>> START DATA PROVIDED
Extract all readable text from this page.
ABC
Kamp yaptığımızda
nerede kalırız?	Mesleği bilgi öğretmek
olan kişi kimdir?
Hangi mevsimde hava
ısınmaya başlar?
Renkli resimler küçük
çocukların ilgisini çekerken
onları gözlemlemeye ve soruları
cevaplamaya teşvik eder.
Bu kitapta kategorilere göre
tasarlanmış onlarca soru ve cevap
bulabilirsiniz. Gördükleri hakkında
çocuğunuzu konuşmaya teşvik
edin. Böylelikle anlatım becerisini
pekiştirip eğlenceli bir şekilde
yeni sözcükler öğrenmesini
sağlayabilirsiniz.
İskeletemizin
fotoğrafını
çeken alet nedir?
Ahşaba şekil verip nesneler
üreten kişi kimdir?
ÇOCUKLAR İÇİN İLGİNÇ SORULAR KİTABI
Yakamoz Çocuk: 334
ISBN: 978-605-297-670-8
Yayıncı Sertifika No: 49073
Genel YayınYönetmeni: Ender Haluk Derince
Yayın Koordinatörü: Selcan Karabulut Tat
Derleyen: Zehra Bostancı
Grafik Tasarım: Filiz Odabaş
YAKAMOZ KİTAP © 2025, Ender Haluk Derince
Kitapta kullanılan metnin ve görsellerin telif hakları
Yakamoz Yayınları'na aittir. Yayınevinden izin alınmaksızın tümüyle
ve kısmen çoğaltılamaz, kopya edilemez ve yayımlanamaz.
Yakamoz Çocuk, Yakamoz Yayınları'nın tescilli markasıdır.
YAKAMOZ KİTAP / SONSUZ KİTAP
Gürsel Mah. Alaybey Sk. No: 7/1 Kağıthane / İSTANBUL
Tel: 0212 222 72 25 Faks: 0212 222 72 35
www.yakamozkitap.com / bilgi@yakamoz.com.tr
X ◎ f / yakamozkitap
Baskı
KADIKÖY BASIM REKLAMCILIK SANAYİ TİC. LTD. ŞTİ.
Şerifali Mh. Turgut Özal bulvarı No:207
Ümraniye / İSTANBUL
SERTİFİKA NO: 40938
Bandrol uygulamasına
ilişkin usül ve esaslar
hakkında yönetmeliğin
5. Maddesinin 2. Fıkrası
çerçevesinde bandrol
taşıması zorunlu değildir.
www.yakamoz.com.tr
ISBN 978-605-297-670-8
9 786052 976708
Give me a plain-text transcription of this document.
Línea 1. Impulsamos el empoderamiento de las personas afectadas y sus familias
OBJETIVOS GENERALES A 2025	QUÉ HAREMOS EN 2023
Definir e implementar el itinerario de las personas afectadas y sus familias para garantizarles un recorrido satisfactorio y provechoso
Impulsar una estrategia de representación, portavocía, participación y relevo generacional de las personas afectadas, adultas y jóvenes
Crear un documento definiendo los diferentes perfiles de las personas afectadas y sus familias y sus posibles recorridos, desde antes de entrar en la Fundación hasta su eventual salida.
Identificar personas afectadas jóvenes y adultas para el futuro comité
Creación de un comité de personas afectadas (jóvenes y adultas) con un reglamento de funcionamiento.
>> END DATA PROVIDED
- EXERCISE
All of the data above should be transcribed exactly.

- CORRECT RESPONSE
Extract all readable text from this page.
ABC
Kamp yaptığımızda
nerede kalırız?	Mesleği bilgi öğretmek
olan kişi kimdir?
Hangi mevsimde hava
ısınmaya başlar?
Renkli resimler küçük
çocukların ilgisini çekerken
onları gözlemlemeye ve soruları
cevaplamaya teşvik eder.
Bu kitapta kategorilere göre
tasarlanmış onlarca soru ve cevap
bulabilirsiniz. Gördükleri hakkında
çocuğunuzu konuşmaya teşvik
edin. Böylelikle anlatım becerisini
pekiştirip eğlenceli bir şekilde
yeni sözcükler öğrenmesini
sağlayabilirsiniz.
İskeletemizin
fotoğrafını
çeken alet nedir?
Ahşaba şekil verip nesneler
üreten kişi kimdir?
ÇOCUKLAR İÇİN İLGİNÇ SORULAR KİTABI
Yakamoz Çocuk: 334
ISBN: 978-605-297-670-8
Yayıncı Sertifika No: 49073
Genel YayınYönetmeni: Ender Haluk Derince
Yayın Koordinatörü: Selcan Karabulut Tat
Derleyen: Zehra Bostancı
Grafik Tasarım: Filiz Odabaş
YAKAMOZ KİTAP © 2025, Ender Haluk Derince
Kitapta kullanılan metnin ve görsellerin telif hakları
Yakamoz Yayınları'na aittir. Yayınevinden izin alınmaksızın tümüyle
ve kısmen çoğaltılamaz, kopya edilemez ve yayımlanamaz.
Yakamoz Çocuk, Yakamoz Yayınları'nın tescilli markasıdır.
YAKAMOZ KİTAP / SONSUZ KİTAP
Gürsel Mah. Alaybey Sk. No: 7/1 Kağıthane / İSTANBUL
Tel: 0212 222 72 25 Faks: 0212 222 72 35
www.yakamozkitap.com / bilgi@yakamoz.com.tr
X ◎ f / yakamozkitap
Baskı
KADIKÖY BASIM REKLAMCILIK SANAYİ TİC. LTD. ŞTİ.
Şerifali Mh. Turgut Özal bulvarı No:207
Ümraniye / İSTANBUL
SERTİFİKA NO: 40938
Bandrol uygulamasına
ilişkin usül ve esaslar
hakkında yönetmeliğin
5. Maddesinin 2. Fıkrası
çerçevesinde bandrol
taşıması zorunlu değildir.
www.yakamoz.com.tr
ISBN 978-605-297-670-8
9 786052 976708
Give me a plain-text transcription of this document.
Línea 1. Impulsamos el empoderamiento de las personas afectadas y sus familias
OBJETIVOS GENERALES A 2025	QUÉ HAREMOS EN 2023
Definir e implementar el itinerario de las personas afectadas y sus familias para garantizarles un recorrido satisfactorio y provechoso
Impulsar una estrategia de representación, portavocía, participación y relevo generacional de las personas afectadas, adultas y jóvenes
Crear un documento definiendo los diferentes perfiles de las personas afectadas y sus familias y sus posibles recorridos, desde antes de entrar en la Fundación hasta su eventual salida.
Identificar personas afectadas jóvenes y adultas para el futuro comité
Creación de un comité de personas afectadas (jóvenes y adultas) con un reglamento de funcionamiento.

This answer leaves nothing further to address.